(Data items)
## start

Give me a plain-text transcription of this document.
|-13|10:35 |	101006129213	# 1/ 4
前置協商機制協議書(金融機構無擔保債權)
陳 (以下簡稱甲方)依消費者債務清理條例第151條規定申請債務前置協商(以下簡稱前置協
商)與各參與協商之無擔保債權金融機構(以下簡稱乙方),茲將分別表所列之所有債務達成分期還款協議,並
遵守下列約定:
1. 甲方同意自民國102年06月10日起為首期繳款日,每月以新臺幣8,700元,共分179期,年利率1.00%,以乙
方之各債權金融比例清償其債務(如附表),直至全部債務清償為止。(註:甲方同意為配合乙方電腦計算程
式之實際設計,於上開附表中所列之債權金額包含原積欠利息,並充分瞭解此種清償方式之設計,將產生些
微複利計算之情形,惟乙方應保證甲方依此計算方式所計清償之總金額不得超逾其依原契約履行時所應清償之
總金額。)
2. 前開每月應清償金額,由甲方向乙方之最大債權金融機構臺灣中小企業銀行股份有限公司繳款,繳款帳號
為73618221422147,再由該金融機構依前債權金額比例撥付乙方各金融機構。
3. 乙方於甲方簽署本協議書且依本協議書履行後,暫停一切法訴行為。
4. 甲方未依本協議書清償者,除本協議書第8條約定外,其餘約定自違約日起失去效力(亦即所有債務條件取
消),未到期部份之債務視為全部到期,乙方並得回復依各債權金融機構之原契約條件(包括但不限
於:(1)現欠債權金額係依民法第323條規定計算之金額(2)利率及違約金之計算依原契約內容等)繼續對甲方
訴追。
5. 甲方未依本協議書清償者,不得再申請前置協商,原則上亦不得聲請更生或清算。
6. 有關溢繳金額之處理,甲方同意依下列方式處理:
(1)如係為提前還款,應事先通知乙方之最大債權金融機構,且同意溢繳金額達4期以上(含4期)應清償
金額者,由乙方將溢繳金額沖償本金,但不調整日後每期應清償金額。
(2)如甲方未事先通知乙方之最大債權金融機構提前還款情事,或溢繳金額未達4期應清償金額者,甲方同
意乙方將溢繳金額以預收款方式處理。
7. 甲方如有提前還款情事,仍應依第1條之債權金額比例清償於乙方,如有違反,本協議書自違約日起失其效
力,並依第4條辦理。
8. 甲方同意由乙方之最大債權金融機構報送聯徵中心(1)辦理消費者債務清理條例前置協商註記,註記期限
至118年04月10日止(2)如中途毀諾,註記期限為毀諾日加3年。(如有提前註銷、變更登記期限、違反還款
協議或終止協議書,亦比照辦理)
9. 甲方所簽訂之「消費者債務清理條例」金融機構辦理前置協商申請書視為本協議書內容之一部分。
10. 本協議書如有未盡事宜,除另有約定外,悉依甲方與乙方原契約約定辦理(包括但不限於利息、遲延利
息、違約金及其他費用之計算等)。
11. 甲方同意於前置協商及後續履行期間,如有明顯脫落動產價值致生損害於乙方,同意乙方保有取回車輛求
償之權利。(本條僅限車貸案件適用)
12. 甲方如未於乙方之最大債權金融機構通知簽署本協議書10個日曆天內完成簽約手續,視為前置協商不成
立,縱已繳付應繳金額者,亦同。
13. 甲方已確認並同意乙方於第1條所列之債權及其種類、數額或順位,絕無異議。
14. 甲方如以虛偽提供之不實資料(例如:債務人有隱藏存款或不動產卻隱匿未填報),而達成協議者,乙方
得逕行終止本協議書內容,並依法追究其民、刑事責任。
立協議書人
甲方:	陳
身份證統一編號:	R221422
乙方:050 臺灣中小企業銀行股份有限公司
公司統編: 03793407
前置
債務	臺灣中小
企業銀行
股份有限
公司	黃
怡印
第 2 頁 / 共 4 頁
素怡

## end

* WHAT YOU NEED TO DO:
Each entry is to be returned in full, character for character.

* WRITTEN SOLUTION:
Give me a plain-text transcription of this document.
|-13|10:35 |	101006129213	# 1/ 4
前置協商機制協議書(金融機構無擔保債權)
陳 (以下簡稱甲方)依消費者債務清理條例第151條規定申請債務前置協商(以下簡稱前置協
商)與各參與協商之無擔保債權金融機構(以下簡稱乙方),茲將分別表所列之所有債務達成分期還款協議,並
遵守下列約定:
1. 甲方同意自民國102年06月10日起為首期繳款日,每月以新臺幣8,700元,共分179期,年利率1.00%,以乙
方之各債權金融比例清償其債務(如附表),直至全部債務清償為止。(註:甲方同意為配合乙方電腦計算程
式之實際設計,於上開附表中所列之債權金額包含原積欠利息,並充分瞭解此種清償方式之設計,將產生些
微複利計算之情形,惟乙方應保證甲方依此計算方式所計清償之總金額不得超逾其依原契約履行時所應清償之
總金額。)
2. 前開每月應清償金額,由甲方向乙方之最大債權金融機構臺灣中小企業銀行股份有限公司繳款,繳款帳號
為73618221422147,再由該金融機構依前債權金額比例撥付乙方各金融機構。
3. 乙方於甲方簽署本協議書且依本協議書履行後,暫停一切法訴行為。
4. 甲方未依本協議書清償者,除本協議書第8條約定外,其餘約定自違約日起失去效力(亦即所有債務條件取
消),未到期部份之債務視為全部到期,乙方並得回復依各債權金融機構之原契約條件(包括但不限
於:(1)現欠債權金額係依民法第323條規定計算之金額(2)利率及違約金之計算依原契約內容等)繼續對甲方
訴追。
5. 甲方未依本協議書清償者,不得再申請前置協商,原則上亦不得聲請更生或清算。
6. 有關溢繳金額之處理,甲方同意依下列方式處理:
(1)如係為提前還款,應事先通知乙方之最大債權金融機構,且同意溢繳金額達4期以上(含4期)應清償
金額者,由乙方將溢繳金額沖償本金,但不調整日後每期應清償金額。
(2)如甲方未事先通知乙方之最大債權金融機構提前還款情事,或溢繳金額未達4期應清償金額者,甲方同
意乙方將溢繳金額以預收款方式處理。
7. 甲方如有提前還款情事,仍應依第1條之債權金額比例清償於乙方,如有違反,本協議書自違約日起失其效
力,並依第4條辦理。
8. 甲方同意由乙方之最大債權金融機構報送聯徵中心(1)辦理消費者債務清理條例前置協商註記,註記期限
至118年04月10日止(2)如中途毀諾,註記期限為毀諾日加3年。(如有提前註銷、變更登記期限、違反還款
協議或終止協議書,亦比照辦理)
9. 甲方所簽訂之「消費者債務清理條例」金融機構辦理前置協商申請書視為本協議書內容之一部分。
10. 本協議書如有未盡事宜,除另有約定外,悉依甲方與乙方原契約約定辦理(包括但不限於利息、遲延利
息、違約金及其他費用之計算等)。
11. 甲方同意於前置協商及後續履行期間,如有明顯脫落動產價值致生損害於乙方,同意乙方保有取回車輛求
償之權利。(本條僅限車貸案件適用)
12. 甲方如未於乙方之最大債權金融機構通知簽署本協議書10個日曆天內完成簽約手續,視為前置協商不成
立,縱已繳付應繳金額者,亦同。
13. 甲方已確認並同意乙方於第1條所列之債權及其種類、數額或順位,絕無異議。
14. 甲方如以虛偽提供之不實資料(例如:債務人有隱藏存款或不動產卻隱匿未填報),而達成協議者,乙方
得逕行終止本協議書內容,並依法追究其民、刑事責任。
立協議書人
甲方:	陳
身份證統一編號:	R221422
乙方:050 臺灣中小企業銀行股份有限公司
公司統編: 03793407
前置
債務	臺灣中小
企業銀行
股份有限
公司	黃
怡印
第 2 頁 / 共 4 頁
素怡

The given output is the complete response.